== Information supplied

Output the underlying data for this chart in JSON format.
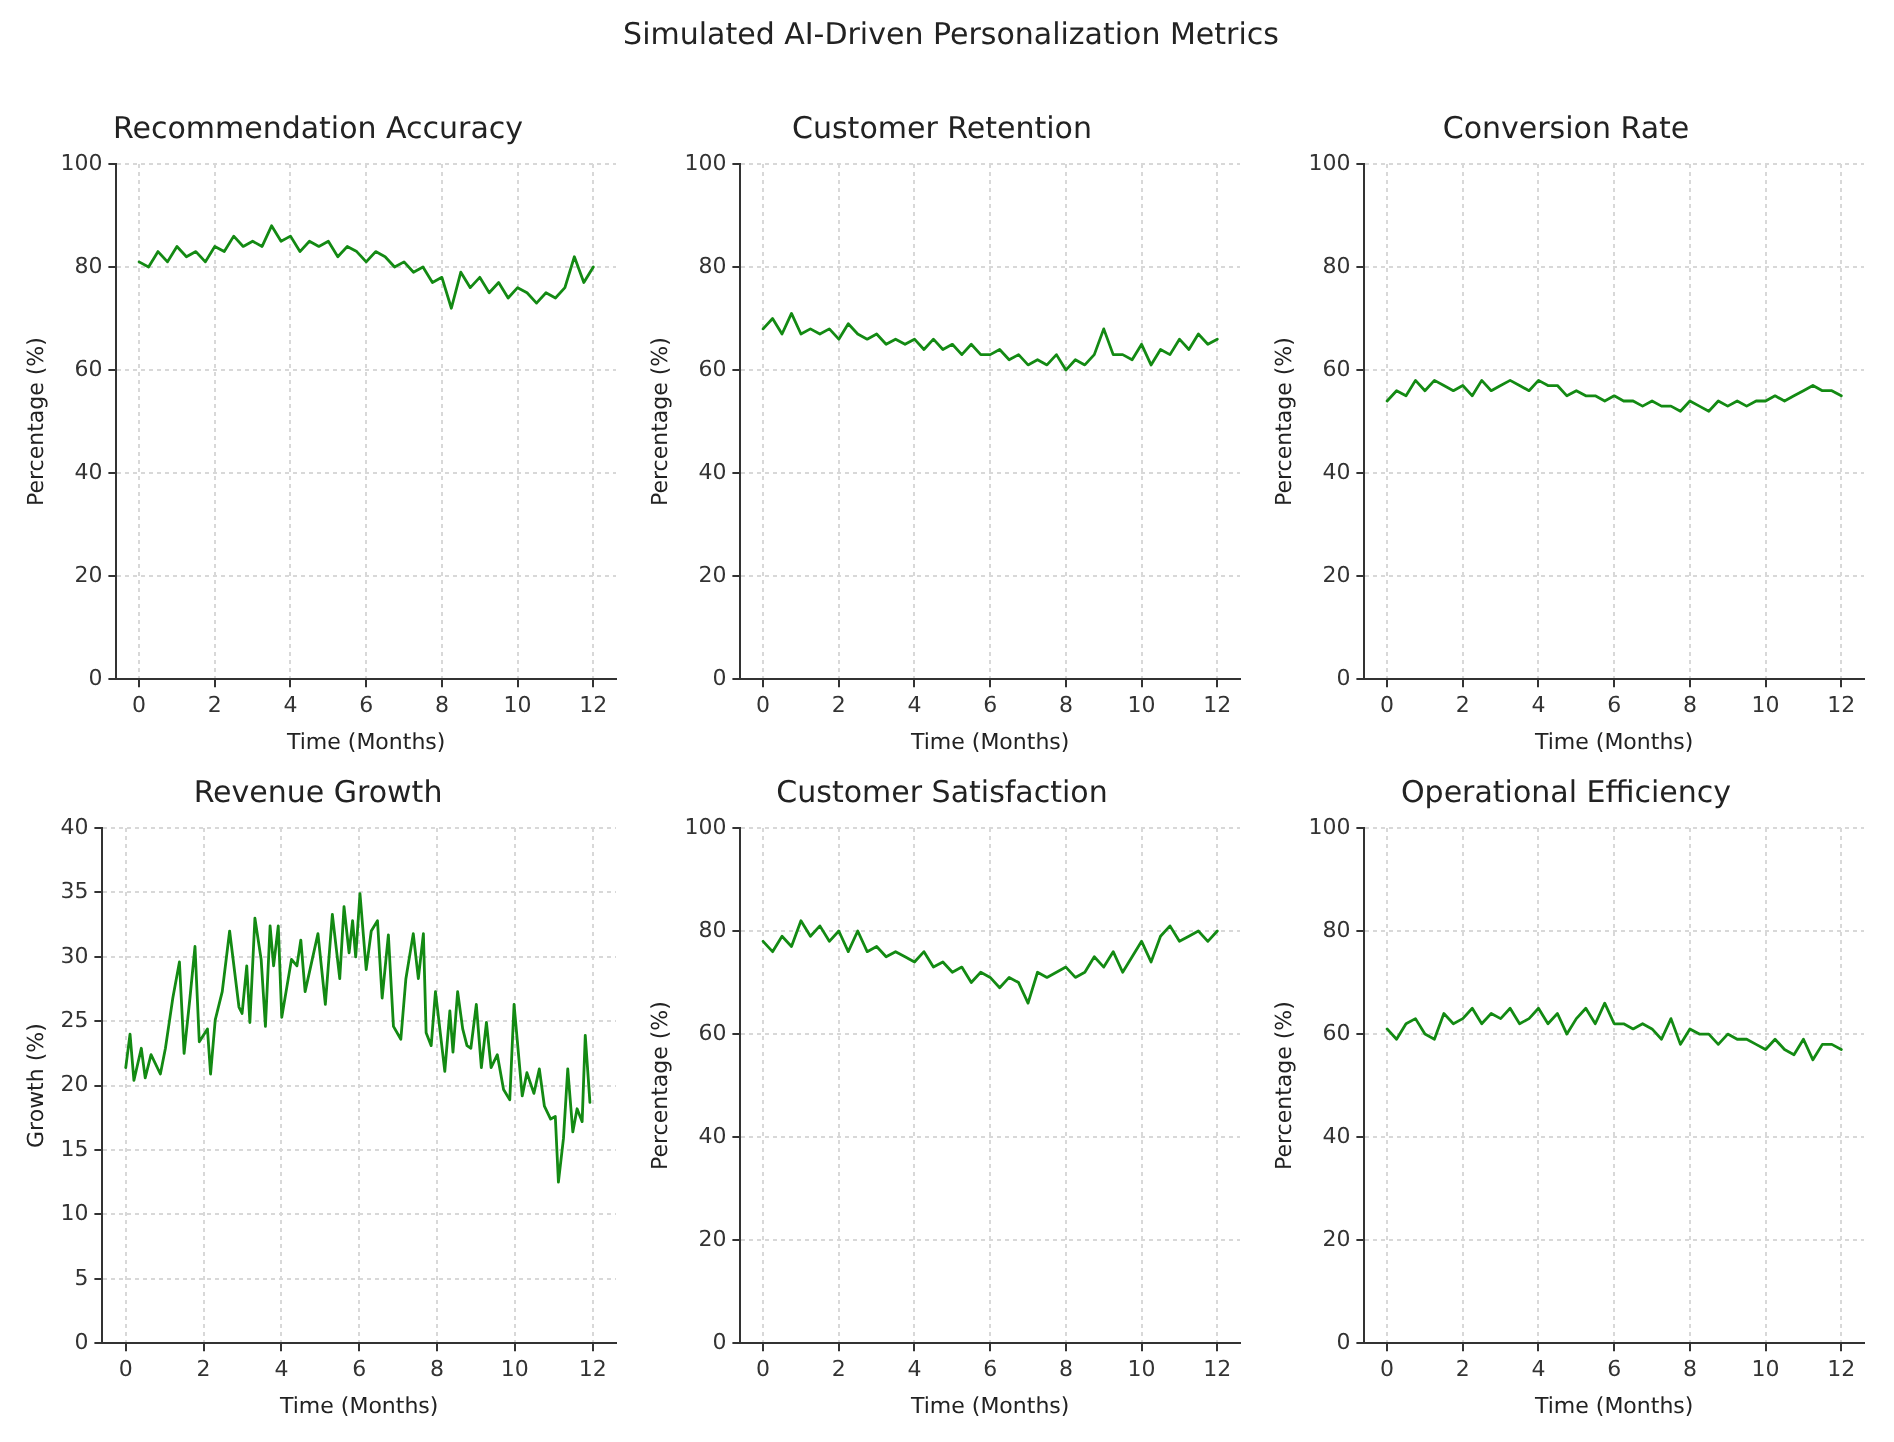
{
  "chart_data": [
    {
      "type": "line",
      "title": "Recommendation Accuracy",
      "annotations": [
        "Simulated AI-Driven Personalization Metrics"
      ],
      "xlabel": "Time (Months)",
      "ylabel": "Percentage (%)",
      "xlim": [
        -0.6,
        12.6
      ],
      "xticks": [
        0,
        2,
        4,
        6,
        8,
        10,
        12
      ],
      "ylim": [
        0,
        100
      ],
      "yticks": [
        0,
        20,
        40,
        60,
        80,
        100
      ],
      "grid": true,
      "legend": false,
      "marker": "none",
      "line_style": "solid",
      "x": [
        0,
        0.25,
        0.5,
        0.75,
        1,
        1.25,
        1.5,
        1.75,
        2,
        2.25,
        2.5,
        2.75,
        3,
        3.25,
        3.5,
        3.75,
        4,
        4.25,
        4.5,
        4.75,
        5,
        5.25,
        5.5,
        5.75,
        6,
        6.25,
        6.5,
        6.75,
        7,
        7.25,
        7.5,
        7.75,
        8,
        8.25,
        8.5,
        8.75,
        9,
        9.25,
        9.5,
        9.75,
        10,
        10.25,
        10.5,
        10.75,
        11,
        11.25,
        11.5,
        11.75,
        12
      ],
      "series": [
        {
          "color": "#138a13",
          "values": [
            81,
            80,
            83,
            81,
            84,
            82,
            83,
            81,
            84,
            83,
            86,
            84,
            85,
            84,
            88,
            85,
            86,
            83,
            85,
            84,
            85,
            82,
            84,
            83,
            81,
            83,
            82,
            80,
            81,
            79,
            80,
            77,
            78,
            72,
            79,
            76,
            78,
            75,
            77,
            74,
            76,
            75,
            73,
            75,
            74,
            76,
            82,
            77,
            80
          ]
        }
      ]
    },
    {
      "type": "line",
      "title": "Customer Retention",
      "xlabel": "Time (Months)",
      "ylabel": "Percentage (%)",
      "xlim": [
        -0.6,
        12.6
      ],
      "xticks": [
        0,
        2,
        4,
        6,
        8,
        10,
        12
      ],
      "ylim": [
        0,
        100
      ],
      "yticks": [
        0,
        20,
        40,
        60,
        80,
        100
      ],
      "grid": true,
      "legend": false,
      "marker": "none",
      "line_style": "solid",
      "x": [
        0,
        0.25,
        0.5,
        0.75,
        1,
        1.25,
        1.5,
        1.75,
        2,
        2.25,
        2.5,
        2.75,
        3,
        3.25,
        3.5,
        3.75,
        4,
        4.25,
        4.5,
        4.75,
        5,
        5.25,
        5.5,
        5.75,
        6,
        6.25,
        6.5,
        6.75,
        7,
        7.25,
        7.5,
        7.75,
        8,
        8.25,
        8.5,
        8.75,
        9,
        9.25,
        9.5,
        9.75,
        10,
        10.25,
        10.5,
        10.75,
        11,
        11.25,
        11.5,
        11.75,
        12
      ],
      "series": [
        {
          "color": "#138a13",
          "values": [
            68,
            70,
            67,
            71,
            67,
            68,
            67,
            68,
            66,
            69,
            67,
            66,
            67,
            65,
            66,
            65,
            66,
            64,
            66,
            64,
            65,
            63,
            65,
            63,
            63,
            64,
            62,
            63,
            61,
            62,
            61,
            63,
            60,
            62,
            61,
            63,
            68,
            63,
            63,
            62,
            65,
            61,
            64,
            63,
            66,
            64,
            67,
            65,
            66
          ]
        }
      ]
    },
    {
      "type": "line",
      "title": "Conversion Rate",
      "xlabel": "Time (Months)",
      "ylabel": "Percentage (%)",
      "xlim": [
        -0.6,
        12.6
      ],
      "xticks": [
        0,
        2,
        4,
        6,
        8,
        10,
        12
      ],
      "ylim": [
        0,
        100
      ],
      "yticks": [
        0,
        20,
        40,
        60,
        80,
        100
      ],
      "grid": true,
      "legend": false,
      "marker": "none",
      "line_style": "solid",
      "x": [
        0,
        0.25,
        0.5,
        0.75,
        1,
        1.25,
        1.5,
        1.75,
        2,
        2.25,
        2.5,
        2.75,
        3,
        3.25,
        3.5,
        3.75,
        4,
        4.25,
        4.5,
        4.75,
        5,
        5.25,
        5.5,
        5.75,
        6,
        6.25,
        6.5,
        6.75,
        7,
        7.25,
        7.5,
        7.75,
        8,
        8.25,
        8.5,
        8.75,
        9,
        9.25,
        9.5,
        9.75,
        10,
        10.25,
        10.5,
        10.75,
        11,
        11.25,
        11.5,
        11.75,
        12
      ],
      "series": [
        {
          "color": "#138a13",
          "values": [
            54,
            56,
            55,
            58,
            56,
            58,
            57,
            56,
            57,
            55,
            58,
            56,
            57,
            58,
            57,
            56,
            58,
            57,
            57,
            55,
            56,
            55,
            55,
            54,
            55,
            54,
            54,
            53,
            54,
            53,
            53,
            52,
            54,
            53,
            52,
            54,
            53,
            54,
            53,
            54,
            54,
            55,
            54,
            55,
            56,
            57,
            56,
            56,
            55
          ]
        }
      ]
    },
    {
      "type": "line",
      "title": "Revenue Growth",
      "xlabel": "Time (Months)",
      "ylabel": "Growth (%)",
      "xlim": [
        -0.6,
        12.6
      ],
      "xticks": [
        0,
        2,
        4,
        6,
        8,
        10,
        12
      ],
      "ylim": [
        0,
        40
      ],
      "yticks": [
        0,
        5,
        10,
        15,
        20,
        25,
        30,
        35,
        40
      ],
      "grid": true,
      "legend": false,
      "marker": "none",
      "line_style": "solid",
      "x": [
        0,
        0.11,
        0.21,
        0.4,
        0.5,
        0.65,
        0.89,
        1.02,
        1.21,
        1.38,
        1.5,
        1.65,
        1.78,
        1.89,
        2.1,
        2.18,
        2.3,
        2.48,
        2.67,
        2.91,
        2.99,
        3.11,
        3.19,
        3.32,
        3.48,
        3.59,
        3.71,
        3.8,
        3.92,
        4.01,
        4.26,
        4.4,
        4.5,
        4.61,
        4.94,
        5.13,
        5.31,
        5.5,
        5.61,
        5.74,
        5.83,
        5.91,
        6.02,
        6.18,
        6.31,
        6.47,
        6.59,
        6.75,
        6.88,
        7.07,
        7.2,
        7.39,
        7.52,
        7.65,
        7.72,
        7.85,
        7.96,
        8.2,
        8.33,
        8.41,
        8.53,
        8.66,
        8.77,
        8.87,
        9.01,
        9.14,
        9.27,
        9.39,
        9.55,
        9.71,
        9.87,
        9.98,
        10.19,
        10.31,
        10.49,
        10.63,
        10.76,
        10.92,
        11.04,
        11.12,
        11.25,
        11.36,
        11.49,
        11.6,
        11.73,
        11.81,
        11.93
      ],
      "series": [
        {
          "color": "#138a13",
          "values": [
            21.4,
            24,
            20.4,
            22.9,
            20.6,
            22.4,
            20.9,
            22.9,
            26.8,
            29.6,
            22.5,
            26.8,
            30.8,
            23.4,
            24.4,
            20.9,
            25.1,
            27.3,
            32,
            26.1,
            25.6,
            29.3,
            24.9,
            33,
            29.8,
            24.6,
            32.4,
            29.3,
            32.4,
            25.3,
            29.8,
            29.3,
            31.3,
            27.3,
            31.8,
            26.3,
            33.3,
            28.3,
            33.9,
            30.3,
            32.8,
            30,
            34.9,
            29,
            32,
            32.8,
            26.8,
            31.7,
            24.6,
            23.6,
            28.3,
            31.8,
            28.3,
            31.8,
            24.1,
            23.1,
            27.3,
            21.1,
            25.8,
            22.6,
            27.3,
            24.4,
            23.1,
            22.9,
            26.3,
            21.4,
            24.9,
            21.4,
            22.4,
            19.7,
            18.9,
            26.3,
            19.2,
            21,
            19.4,
            21.3,
            18.4,
            17.4,
            17.6,
            12.5,
            15.9,
            21.3,
            16.4,
            18.2,
            17.2,
            23.9,
            18.7
          ]
        }
      ]
    },
    {
      "type": "line",
      "title": "Customer Satisfaction",
      "xlabel": "Time (Months)",
      "ylabel": "Percentage (%)",
      "xlim": [
        -0.6,
        12.6
      ],
      "xticks": [
        0,
        2,
        4,
        6,
        8,
        10,
        12
      ],
      "ylim": [
        0,
        100
      ],
      "yticks": [
        0,
        20,
        40,
        60,
        80,
        100
      ],
      "grid": true,
      "legend": false,
      "marker": "none",
      "line_style": "solid",
      "x": [
        0,
        0.25,
        0.5,
        0.75,
        1,
        1.25,
        1.5,
        1.75,
        2,
        2.25,
        2.5,
        2.75,
        3,
        3.25,
        3.5,
        3.75,
        4,
        4.25,
        4.5,
        4.75,
        5,
        5.25,
        5.5,
        5.75,
        6,
        6.25,
        6.5,
        6.75,
        7,
        7.25,
        7.5,
        7.75,
        8,
        8.25,
        8.5,
        8.75,
        9,
        9.25,
        9.5,
        9.75,
        10,
        10.25,
        10.5,
        10.75,
        11,
        11.25,
        11.5,
        11.75,
        12
      ],
      "series": [
        {
          "color": "#138a13",
          "values": [
            78,
            76,
            79,
            77,
            82,
            79,
            81,
            78,
            80,
            76,
            80,
            76,
            77,
            75,
            76,
            75,
            74,
            76,
            73,
            74,
            72,
            73,
            70,
            72,
            71,
            69,
            71,
            70,
            66,
            72,
            71,
            72,
            73,
            71,
            72,
            75,
            73,
            76,
            72,
            75,
            78,
            74,
            79,
            81,
            78,
            79,
            80,
            78,
            80
          ]
        }
      ]
    },
    {
      "type": "line",
      "title": "Operational Efficiency",
      "xlabel": "Time (Months)",
      "ylabel": "Percentage (%)",
      "xlim": [
        -0.6,
        12.6
      ],
      "xticks": [
        0,
        2,
        4,
        6,
        8,
        10,
        12
      ],
      "ylim": [
        0,
        100
      ],
      "yticks": [
        0,
        20,
        40,
        60,
        80,
        100
      ],
      "grid": true,
      "legend": false,
      "marker": "none",
      "line_style": "solid",
      "x": [
        0,
        0.25,
        0.5,
        0.75,
        1,
        1.25,
        1.5,
        1.75,
        2,
        2.25,
        2.5,
        2.75,
        3,
        3.25,
        3.5,
        3.75,
        4,
        4.25,
        4.5,
        4.75,
        5,
        5.25,
        5.5,
        5.75,
        6,
        6.25,
        6.5,
        6.75,
        7,
        7.25,
        7.5,
        7.75,
        8,
        8.25,
        8.5,
        8.75,
        9,
        9.25,
        9.5,
        9.75,
        10,
        10.25,
        10.5,
        10.75,
        11,
        11.25,
        11.5,
        11.75,
        12
      ],
      "series": [
        {
          "color": "#138a13",
          "values": [
            61,
            59,
            62,
            63,
            60,
            59,
            64,
            62,
            63,
            65,
            62,
            64,
            63,
            65,
            62,
            63,
            65,
            62,
            64,
            60,
            63,
            65,
            62,
            66,
            62,
            62,
            61,
            62,
            61,
            59,
            63,
            58,
            61,
            60,
            60,
            58,
            60,
            59,
            59,
            58,
            57,
            59,
            57,
            56,
            59,
            55,
            58,
            58,
            57
          ]
        }
      ]
    }
  ]
}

====

_What to produce:_ How many lines in the records above contain the word "title"? Reply with the number alone.

_Exercise output:_ 6